## START Provided information

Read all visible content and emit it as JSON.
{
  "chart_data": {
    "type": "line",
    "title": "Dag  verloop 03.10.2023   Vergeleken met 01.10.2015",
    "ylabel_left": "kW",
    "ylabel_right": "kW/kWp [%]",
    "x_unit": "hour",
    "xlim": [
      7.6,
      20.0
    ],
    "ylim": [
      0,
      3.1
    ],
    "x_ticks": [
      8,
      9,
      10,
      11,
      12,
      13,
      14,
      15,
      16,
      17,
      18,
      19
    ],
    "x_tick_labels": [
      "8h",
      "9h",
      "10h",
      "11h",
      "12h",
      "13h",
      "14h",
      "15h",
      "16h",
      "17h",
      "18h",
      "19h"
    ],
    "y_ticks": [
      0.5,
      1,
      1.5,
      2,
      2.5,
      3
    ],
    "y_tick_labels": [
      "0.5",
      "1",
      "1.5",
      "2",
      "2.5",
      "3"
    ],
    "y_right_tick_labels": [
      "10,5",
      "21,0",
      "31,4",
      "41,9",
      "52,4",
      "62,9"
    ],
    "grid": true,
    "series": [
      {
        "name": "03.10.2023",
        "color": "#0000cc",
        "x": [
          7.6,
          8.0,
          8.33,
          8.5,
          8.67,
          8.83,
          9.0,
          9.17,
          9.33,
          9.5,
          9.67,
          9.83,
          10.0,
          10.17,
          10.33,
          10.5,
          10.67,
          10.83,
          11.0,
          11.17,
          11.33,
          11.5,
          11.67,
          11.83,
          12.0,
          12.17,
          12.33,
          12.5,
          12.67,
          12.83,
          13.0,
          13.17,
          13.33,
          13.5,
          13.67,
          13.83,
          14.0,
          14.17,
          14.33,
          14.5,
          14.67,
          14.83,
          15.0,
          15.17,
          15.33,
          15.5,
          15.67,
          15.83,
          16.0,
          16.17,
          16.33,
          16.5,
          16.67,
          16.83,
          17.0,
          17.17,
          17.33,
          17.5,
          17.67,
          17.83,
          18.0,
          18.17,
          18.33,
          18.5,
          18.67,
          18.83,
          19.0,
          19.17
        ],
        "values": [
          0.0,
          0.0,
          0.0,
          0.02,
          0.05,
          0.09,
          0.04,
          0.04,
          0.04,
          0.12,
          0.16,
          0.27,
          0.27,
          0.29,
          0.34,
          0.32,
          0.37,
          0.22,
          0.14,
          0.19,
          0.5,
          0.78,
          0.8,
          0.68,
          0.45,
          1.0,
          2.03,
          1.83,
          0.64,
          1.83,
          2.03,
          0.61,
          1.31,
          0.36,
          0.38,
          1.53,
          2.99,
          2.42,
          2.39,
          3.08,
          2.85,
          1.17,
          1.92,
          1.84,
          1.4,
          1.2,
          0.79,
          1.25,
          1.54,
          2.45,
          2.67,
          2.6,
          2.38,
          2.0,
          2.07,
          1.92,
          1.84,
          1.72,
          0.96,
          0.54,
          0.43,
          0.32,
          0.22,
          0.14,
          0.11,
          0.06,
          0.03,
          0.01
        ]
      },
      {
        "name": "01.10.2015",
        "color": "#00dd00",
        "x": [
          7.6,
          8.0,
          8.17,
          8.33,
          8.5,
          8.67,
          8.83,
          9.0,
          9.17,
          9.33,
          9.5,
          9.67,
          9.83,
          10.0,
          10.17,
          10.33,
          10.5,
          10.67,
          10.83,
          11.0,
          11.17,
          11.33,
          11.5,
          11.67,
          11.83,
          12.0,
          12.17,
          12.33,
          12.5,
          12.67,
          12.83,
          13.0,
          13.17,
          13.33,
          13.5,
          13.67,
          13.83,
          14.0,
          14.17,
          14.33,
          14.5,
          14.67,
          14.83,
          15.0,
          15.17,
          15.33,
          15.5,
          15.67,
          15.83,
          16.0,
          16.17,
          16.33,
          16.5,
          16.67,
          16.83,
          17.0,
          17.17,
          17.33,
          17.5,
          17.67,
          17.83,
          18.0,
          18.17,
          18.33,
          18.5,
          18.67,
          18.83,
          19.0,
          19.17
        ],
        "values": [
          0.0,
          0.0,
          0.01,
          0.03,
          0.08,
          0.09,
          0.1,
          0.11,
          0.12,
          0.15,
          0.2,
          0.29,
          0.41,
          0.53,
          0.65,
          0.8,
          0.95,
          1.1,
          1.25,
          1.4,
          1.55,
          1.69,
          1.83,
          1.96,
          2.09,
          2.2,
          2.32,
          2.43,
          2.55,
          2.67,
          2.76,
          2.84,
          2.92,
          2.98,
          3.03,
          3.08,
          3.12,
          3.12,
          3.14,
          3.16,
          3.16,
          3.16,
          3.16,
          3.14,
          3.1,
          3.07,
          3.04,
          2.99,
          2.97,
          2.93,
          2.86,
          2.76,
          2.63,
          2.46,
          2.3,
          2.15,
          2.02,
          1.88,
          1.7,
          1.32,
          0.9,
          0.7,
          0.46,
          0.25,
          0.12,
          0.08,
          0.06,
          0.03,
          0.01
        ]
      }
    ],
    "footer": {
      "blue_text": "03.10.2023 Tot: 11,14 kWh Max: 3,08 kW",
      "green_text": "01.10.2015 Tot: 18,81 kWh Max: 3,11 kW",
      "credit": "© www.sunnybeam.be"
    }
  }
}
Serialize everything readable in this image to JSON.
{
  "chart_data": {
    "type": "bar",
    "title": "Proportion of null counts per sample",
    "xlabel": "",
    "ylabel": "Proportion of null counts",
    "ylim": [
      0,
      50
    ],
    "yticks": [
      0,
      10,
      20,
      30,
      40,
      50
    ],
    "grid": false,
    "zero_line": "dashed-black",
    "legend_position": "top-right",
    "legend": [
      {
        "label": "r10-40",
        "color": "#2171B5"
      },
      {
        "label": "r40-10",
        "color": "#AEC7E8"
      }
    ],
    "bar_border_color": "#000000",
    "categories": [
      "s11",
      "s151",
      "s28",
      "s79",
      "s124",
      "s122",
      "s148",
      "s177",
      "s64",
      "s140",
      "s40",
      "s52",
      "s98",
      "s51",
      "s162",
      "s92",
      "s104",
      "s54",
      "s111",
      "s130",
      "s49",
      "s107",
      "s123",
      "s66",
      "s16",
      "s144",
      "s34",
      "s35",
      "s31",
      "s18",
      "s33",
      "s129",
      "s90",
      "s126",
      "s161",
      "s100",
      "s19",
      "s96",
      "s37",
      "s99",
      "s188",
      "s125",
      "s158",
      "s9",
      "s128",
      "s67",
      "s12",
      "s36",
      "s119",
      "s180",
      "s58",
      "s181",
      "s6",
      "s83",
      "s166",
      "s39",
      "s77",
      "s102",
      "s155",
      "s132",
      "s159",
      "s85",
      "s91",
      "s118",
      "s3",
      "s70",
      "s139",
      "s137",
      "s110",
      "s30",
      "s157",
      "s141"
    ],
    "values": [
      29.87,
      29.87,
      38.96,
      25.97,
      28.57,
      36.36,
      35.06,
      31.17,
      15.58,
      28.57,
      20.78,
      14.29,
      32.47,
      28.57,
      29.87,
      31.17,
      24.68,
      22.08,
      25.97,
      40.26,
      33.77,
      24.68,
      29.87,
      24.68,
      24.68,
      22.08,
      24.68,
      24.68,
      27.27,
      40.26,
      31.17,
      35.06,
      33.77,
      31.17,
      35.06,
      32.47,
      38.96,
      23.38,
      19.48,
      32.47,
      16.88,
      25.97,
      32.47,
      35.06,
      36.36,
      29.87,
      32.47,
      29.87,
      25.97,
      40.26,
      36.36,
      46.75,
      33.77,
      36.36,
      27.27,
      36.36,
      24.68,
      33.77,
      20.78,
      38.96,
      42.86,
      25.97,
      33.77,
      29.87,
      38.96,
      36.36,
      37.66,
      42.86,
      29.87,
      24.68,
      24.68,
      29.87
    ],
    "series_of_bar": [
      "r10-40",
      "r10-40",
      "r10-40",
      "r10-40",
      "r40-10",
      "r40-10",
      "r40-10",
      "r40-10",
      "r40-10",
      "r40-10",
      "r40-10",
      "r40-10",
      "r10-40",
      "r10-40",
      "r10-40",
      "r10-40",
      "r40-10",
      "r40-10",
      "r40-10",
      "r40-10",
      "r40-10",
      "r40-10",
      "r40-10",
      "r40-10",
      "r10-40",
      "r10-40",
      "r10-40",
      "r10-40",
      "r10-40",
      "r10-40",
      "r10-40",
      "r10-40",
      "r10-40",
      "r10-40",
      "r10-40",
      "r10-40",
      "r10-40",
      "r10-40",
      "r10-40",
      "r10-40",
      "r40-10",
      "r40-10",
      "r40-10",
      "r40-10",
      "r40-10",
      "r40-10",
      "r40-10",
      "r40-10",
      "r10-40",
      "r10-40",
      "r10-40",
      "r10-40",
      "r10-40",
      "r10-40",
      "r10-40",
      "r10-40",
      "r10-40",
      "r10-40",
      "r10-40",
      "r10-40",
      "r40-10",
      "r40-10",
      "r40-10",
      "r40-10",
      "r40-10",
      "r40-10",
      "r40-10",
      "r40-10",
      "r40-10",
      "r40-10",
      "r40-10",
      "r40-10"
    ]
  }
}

## END Provided information

> Stated exercise
Gather and copy every line of the data in which the string "counts" is found.

> Solution
    "title": "Proportion of null counts per sample",
    "ylabel": "Proportion of null counts",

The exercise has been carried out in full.